[Aim of the task] Every line below that contains "text" is to be copied.

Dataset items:

○ ○ ○ ○

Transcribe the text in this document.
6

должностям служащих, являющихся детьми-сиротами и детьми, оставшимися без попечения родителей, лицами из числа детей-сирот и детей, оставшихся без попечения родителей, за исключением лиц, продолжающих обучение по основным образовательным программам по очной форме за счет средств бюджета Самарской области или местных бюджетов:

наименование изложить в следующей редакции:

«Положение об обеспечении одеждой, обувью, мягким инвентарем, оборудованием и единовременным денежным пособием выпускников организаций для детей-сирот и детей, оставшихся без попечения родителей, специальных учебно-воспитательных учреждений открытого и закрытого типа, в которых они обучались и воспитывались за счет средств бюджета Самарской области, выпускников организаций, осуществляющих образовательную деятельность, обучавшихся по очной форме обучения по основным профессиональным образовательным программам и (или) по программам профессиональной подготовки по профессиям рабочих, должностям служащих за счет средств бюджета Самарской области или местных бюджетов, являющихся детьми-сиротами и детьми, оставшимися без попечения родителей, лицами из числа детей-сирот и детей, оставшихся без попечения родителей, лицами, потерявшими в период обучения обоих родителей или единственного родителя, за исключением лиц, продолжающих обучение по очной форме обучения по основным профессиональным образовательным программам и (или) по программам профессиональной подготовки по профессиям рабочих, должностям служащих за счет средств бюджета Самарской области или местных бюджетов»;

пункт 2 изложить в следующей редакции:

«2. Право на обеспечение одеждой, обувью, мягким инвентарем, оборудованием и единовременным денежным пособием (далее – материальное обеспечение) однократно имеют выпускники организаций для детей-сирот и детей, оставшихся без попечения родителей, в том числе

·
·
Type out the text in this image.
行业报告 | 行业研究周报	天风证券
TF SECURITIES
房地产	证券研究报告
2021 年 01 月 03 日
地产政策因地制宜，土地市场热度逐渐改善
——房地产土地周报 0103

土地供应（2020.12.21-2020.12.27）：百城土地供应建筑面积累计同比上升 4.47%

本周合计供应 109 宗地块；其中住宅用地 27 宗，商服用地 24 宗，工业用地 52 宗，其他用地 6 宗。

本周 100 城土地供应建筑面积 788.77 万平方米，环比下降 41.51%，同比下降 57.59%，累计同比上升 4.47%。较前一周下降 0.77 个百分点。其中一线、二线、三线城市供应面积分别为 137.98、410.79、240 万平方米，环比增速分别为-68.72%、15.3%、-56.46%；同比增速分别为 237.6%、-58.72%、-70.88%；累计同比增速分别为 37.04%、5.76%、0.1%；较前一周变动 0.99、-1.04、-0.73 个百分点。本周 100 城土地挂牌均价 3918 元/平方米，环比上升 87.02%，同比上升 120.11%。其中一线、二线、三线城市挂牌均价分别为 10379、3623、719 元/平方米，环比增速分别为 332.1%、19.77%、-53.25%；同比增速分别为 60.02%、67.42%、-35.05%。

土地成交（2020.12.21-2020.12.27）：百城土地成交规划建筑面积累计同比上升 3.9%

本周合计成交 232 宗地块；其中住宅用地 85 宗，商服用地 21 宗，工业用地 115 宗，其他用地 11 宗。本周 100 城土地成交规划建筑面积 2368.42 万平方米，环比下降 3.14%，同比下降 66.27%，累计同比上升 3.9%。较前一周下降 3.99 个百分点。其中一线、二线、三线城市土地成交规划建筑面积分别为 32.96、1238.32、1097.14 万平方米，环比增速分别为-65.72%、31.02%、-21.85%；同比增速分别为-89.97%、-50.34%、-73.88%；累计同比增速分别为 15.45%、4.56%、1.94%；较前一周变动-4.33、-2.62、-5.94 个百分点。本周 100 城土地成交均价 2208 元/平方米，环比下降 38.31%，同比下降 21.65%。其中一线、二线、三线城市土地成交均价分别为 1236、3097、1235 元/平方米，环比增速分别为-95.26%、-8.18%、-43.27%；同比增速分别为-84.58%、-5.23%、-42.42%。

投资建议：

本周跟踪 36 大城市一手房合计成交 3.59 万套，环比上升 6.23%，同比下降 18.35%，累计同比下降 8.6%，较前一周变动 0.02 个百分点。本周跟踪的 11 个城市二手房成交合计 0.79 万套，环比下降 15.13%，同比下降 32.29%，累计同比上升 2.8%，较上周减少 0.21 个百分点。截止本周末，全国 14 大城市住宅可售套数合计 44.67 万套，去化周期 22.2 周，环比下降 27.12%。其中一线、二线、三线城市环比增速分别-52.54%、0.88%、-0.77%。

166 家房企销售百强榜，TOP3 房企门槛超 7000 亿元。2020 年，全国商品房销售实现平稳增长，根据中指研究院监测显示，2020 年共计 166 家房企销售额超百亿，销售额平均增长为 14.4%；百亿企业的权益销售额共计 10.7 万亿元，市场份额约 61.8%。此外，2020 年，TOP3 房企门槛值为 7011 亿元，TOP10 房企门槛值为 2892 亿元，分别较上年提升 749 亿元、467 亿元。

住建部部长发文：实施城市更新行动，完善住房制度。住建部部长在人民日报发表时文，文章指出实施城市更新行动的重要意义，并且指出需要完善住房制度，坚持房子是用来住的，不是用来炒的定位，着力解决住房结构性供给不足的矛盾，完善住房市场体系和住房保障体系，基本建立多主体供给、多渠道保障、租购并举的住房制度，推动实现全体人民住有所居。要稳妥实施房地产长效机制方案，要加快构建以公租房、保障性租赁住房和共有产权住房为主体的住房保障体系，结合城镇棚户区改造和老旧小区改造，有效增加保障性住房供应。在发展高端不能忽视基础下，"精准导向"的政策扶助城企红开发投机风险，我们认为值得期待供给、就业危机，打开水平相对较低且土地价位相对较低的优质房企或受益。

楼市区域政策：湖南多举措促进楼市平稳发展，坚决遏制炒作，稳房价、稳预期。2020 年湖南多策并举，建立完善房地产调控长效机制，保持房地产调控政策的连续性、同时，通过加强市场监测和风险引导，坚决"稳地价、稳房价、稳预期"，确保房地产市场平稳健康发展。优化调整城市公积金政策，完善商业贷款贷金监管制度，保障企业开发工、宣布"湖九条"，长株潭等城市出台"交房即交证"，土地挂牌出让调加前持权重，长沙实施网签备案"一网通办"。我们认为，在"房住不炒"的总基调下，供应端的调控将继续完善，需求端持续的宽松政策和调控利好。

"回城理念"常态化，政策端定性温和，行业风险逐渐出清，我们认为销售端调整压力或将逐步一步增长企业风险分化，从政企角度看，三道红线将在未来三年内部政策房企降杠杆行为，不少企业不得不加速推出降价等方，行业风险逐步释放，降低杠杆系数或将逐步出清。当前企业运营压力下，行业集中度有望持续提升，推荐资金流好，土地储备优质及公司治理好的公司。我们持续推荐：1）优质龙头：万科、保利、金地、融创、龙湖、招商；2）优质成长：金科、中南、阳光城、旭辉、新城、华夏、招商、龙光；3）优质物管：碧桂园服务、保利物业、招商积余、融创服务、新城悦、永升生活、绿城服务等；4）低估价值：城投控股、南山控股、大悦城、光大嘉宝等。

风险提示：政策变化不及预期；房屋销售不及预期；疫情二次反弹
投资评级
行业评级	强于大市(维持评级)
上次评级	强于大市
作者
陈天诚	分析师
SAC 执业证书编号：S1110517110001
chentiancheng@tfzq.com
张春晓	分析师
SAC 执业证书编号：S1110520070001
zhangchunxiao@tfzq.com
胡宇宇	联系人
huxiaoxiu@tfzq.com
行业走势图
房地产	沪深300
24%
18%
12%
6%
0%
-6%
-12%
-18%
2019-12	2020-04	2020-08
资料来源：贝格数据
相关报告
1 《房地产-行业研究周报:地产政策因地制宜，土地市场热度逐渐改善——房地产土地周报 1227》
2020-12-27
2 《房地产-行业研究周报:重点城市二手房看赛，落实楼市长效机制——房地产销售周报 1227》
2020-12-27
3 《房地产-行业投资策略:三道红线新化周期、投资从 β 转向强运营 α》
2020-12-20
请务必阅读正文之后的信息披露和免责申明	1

○ ○ ○ ○

[Full response]
Transcribe the text in this document.
Type out the text in this image.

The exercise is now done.